____ PROVIDED DATA

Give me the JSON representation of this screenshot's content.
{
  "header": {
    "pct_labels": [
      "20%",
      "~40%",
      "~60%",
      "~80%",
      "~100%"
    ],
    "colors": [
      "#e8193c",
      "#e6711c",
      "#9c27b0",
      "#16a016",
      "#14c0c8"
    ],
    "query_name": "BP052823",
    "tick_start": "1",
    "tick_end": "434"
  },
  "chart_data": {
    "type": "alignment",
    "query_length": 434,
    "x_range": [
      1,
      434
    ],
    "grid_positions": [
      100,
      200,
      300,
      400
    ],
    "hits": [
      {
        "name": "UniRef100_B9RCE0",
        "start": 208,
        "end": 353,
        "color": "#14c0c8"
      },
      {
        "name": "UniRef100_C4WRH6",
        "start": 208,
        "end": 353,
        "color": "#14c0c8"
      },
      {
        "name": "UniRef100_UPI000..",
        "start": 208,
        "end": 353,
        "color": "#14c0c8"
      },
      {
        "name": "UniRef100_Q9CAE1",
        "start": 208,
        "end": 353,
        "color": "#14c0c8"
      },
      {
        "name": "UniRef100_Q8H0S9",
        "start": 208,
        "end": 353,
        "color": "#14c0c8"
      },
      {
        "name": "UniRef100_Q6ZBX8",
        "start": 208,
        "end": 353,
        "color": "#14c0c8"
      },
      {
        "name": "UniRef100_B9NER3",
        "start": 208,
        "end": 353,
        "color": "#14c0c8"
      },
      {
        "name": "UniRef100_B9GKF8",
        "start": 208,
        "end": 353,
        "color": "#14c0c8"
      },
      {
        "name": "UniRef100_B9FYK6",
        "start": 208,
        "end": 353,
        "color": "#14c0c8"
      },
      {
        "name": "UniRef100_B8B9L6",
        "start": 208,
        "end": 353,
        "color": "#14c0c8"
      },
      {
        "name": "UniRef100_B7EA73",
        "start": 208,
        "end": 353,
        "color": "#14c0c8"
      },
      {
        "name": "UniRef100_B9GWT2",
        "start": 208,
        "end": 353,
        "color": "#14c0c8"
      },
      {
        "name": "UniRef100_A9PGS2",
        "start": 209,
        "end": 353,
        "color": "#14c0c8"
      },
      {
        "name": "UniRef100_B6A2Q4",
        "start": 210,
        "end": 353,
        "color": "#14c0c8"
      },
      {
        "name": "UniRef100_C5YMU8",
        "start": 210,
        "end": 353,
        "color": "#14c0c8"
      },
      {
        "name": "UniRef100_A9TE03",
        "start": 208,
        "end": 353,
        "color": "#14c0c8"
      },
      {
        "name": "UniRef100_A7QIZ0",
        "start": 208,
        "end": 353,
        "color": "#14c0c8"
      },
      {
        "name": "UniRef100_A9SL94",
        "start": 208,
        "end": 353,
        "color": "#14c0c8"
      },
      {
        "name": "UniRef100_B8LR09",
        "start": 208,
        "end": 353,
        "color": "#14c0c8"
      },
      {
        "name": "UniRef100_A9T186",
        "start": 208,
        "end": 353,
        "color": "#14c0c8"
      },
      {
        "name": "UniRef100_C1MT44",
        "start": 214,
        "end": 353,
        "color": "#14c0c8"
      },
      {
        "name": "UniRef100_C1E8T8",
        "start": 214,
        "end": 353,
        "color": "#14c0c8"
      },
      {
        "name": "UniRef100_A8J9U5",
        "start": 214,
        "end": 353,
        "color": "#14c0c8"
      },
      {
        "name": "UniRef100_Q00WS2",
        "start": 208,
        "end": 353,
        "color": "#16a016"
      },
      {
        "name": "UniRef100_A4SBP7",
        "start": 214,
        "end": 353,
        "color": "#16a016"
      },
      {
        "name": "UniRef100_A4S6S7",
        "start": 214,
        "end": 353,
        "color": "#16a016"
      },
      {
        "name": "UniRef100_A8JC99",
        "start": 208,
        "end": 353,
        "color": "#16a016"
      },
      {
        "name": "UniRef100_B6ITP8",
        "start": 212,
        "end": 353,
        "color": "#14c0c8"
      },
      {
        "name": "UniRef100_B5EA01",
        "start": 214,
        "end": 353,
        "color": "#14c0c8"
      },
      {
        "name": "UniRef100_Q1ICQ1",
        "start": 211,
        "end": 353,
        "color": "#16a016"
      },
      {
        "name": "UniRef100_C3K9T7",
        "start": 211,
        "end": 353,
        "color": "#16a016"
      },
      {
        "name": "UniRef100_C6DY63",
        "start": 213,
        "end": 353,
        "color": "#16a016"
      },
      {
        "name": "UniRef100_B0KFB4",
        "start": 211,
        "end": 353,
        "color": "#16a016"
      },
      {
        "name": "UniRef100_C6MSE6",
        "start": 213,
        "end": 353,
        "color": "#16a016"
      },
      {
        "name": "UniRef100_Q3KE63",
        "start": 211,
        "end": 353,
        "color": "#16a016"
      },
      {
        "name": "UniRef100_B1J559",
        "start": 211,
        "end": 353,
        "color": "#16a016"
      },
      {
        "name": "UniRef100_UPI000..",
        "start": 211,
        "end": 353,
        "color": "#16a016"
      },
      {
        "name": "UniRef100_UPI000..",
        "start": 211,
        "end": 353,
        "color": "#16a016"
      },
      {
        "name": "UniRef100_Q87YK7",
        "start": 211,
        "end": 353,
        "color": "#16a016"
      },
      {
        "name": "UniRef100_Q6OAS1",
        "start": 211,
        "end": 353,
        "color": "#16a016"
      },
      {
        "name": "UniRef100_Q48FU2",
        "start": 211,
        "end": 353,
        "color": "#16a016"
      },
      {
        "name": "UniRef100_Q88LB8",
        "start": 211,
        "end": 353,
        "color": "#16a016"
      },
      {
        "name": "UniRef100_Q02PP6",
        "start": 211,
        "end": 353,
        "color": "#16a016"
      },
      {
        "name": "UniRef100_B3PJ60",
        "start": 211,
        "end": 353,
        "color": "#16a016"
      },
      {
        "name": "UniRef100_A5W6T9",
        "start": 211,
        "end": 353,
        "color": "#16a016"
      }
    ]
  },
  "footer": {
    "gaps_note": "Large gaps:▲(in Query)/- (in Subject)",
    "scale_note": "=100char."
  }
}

________

* _EXERCISE DETAILS_: Write out all the lines again, exactly as they are.

* _COMPLETE OUTPUT_:
Give me the JSON representation of this screenshot's content.
{
  "header": {
    "pct_labels": [
      "20%",
      "~40%",
      "~60%",
      "~80%",
      "~100%"
    ],
    "colors": [
      "#e8193c",
      "#e6711c",
      "#9c27b0",
      "#16a016",
      "#14c0c8"
    ],
    "query_name": "BP052823",
    "tick_start": "1",
    "tick_end": "434"
  },
  "chart_data": {
    "type": "alignment",
    "query_length": 434,
    "x_range": [
      1,
      434
    ],
    "grid_positions": [
      100,
      200,
      300,
      400
    ],
    "hits": [
      {
        "name": "UniRef100_B9RCE0",
        "start": 208,
        "end": 353,
        "color": "#14c0c8"
      },
      {
        "name": "UniRef100_C4WRH6",
        "start": 208,
        "end": 353,
        "color": "#14c0c8"
      },
      {
        "name": "UniRef100_UPI000..",
        "start": 208,
        "end": 353,
        "color": "#14c0c8"
      },
      {
        "name": "UniRef100_Q9CAE1",
        "start": 208,
        "end": 353,
        "color": "#14c0c8"
      },
      {
        "name": "UniRef100_Q8H0S9",
        "start": 208,
        "end": 353,
        "color": "#14c0c8"
      },
      {
        "name": "UniRef100_Q6ZBX8",
        "start": 208,
        "end": 353,
        "color": "#14c0c8"
      },
      {
        "name": "UniRef100_B9NER3",
        "start": 208,
        "end": 353,
        "color": "#14c0c8"
      },
      {
        "name": "UniRef100_B9GKF8",
        "start": 208,
        "end": 353,
        "color": "#14c0c8"
      },
      {
        "name": "UniRef100_B9FYK6",
        "start": 208,
        "end": 353,
        "color": "#14c0c8"
      },
      {
        "name": "UniRef100_B8B9L6",
        "start": 208,
        "end": 353,
        "color": "#14c0c8"
      },
      {
        "name": "UniRef100_B7EA73",
        "start": 208,
        "end": 353,
        "color": "#14c0c8"
      },
      {
        "name": "UniRef100_B9GWT2",
        "start": 208,
        "end": 353,
        "color": "#14c0c8"
      },
      {
        "name": "UniRef100_A9PGS2",
        "start": 209,
        "end": 353,
        "color": "#14c0c8"
      },
      {
        "name": "UniRef100_B6A2Q4",
        "start": 210,
        "end": 353,
        "color": "#14c0c8"
      },
      {
        "name": "UniRef100_C5YMU8",
        "start": 210,
        "end": 353,
        "color": "#14c0c8"
      },
      {
        "name": "UniRef100_A9TE03",
        "start": 208,
        "end": 353,
        "color": "#14c0c8"
      },
      {
        "name": "UniRef100_A7QIZ0",
        "start": 208,
        "end": 353,
        "color": "#14c0c8"
      },
      {
        "name": "UniRef100_A9SL94",
        "start": 208,
        "end": 353,
        "color": "#14c0c8"
      },
      {
        "name": "UniRef100_B8LR09",
        "start": 208,
        "end": 353,
        "color": "#14c0c8"
      },
      {
        "name": "UniRef100_A9T186",
        "start": 208,
        "end": 353,
        "color": "#14c0c8"
      },
      {
        "name": "UniRef100_C1MT44",
        "start": 214,
        "end": 353,
        "color": "#14c0c8"
      },
      {
        "name": "UniRef100_C1E8T8",
        "start": 214,
        "end": 353,
        "color": "#14c0c8"
      },
      {
        "name": "UniRef100_A8J9U5",
        "start": 214,
        "end": 353,
        "color": "#14c0c8"
      },
      {
        "name": "UniRef100_Q00WS2",
        "start": 208,
        "end": 353,
        "color": "#16a016"
      },
      {
        "name": "UniRef100_A4SBP7",
        "start": 214,
        "end": 353,
        "color": "#16a016"
      },
      {
        "name": "UniRef100_A4S6S7",
        "start": 214,
        "end": 353,
        "color": "#16a016"
      },
      {
        "name": "UniRef100_A8JC99",
        "start": 208,
        "end": 353,
        "color": "#16a016"
      },
      {
        "name": "UniRef100_B6ITP8",
        "start": 212,
        "end": 353,
        "color": "#14c0c8"
      },
      {
        "name": "UniRef100_B5EA01",
        "start": 214,
        "end": 353,
        "color": "#14c0c8"
      },
      {
        "name": "UniRef100_Q1ICQ1",
        "start": 211,
        "end": 353,
        "color": "#16a016"
      },
      {
        "name": "UniRef100_C3K9T7",
        "start": 211,
        "end": 353,
        "color": "#16a016"
      },
      {
        "name": "UniRef100_C6DY63",
        "start": 213,
        "end": 353,
        "color": "#16a016"
      },
      {
        "name": "UniRef100_B0KFB4",
        "start": 211,
        "end": 353,
        "color": "#16a016"
      },
      {
        "name": "UniRef100_C6MSE6",
        "start": 213,
        "end": 353,
        "color": "#16a016"
      },
      {
        "name": "UniRef100_Q3KE63",
        "start": 211,
        "end": 353,
        "color": "#16a016"
      },
      {
        "name": "UniRef100_B1J559",
        "start": 211,
        "end": 353,
        "color": "#16a016"
      },
      {
        "name": "UniRef100_UPI000..",
        "start": 211,
        "end": 353,
        "color": "#16a016"
      },
      {
        "name": "UniRef100_UPI000..",
        "start": 211,
        "end": 353,
        "color": "#16a016"
      },
      {
        "name": "UniRef100_Q87YK7",
        "start": 211,
        "end": 353,
        "color": "#16a016"
      },
      {
        "name": "UniRef100_Q6OAS1",
        "start": 211,
        "end": 353,
        "color": "#16a016"
      },
      {
        "name": "UniRef100_Q48FU2",
        "start": 211,
        "end": 353,
        "color": "#16a016"
      },
      {
        "name": "UniRef100_Q88LB8",
        "start": 211,
        "end": 353,
        "color": "#16a016"
      },
      {
        "name": "UniRef100_Q02PP6",
        "start": 211,
        "end": 353,
        "color": "#16a016"
      },
      {
        "name": "UniRef100_B3PJ60",
        "start": 211,
        "end": 353,
        "color": "#16a016"
      },
      {
        "name": "UniRef100_A5W6T9",
        "start": 211,
        "end": 353,
        "color": "#16a016"
      }
    ]
  },
  "footer": {
    "gaps_note": "Large gaps:▲(in Query)/- (in Subject)",
    "scale_note": "=100char."
  }
}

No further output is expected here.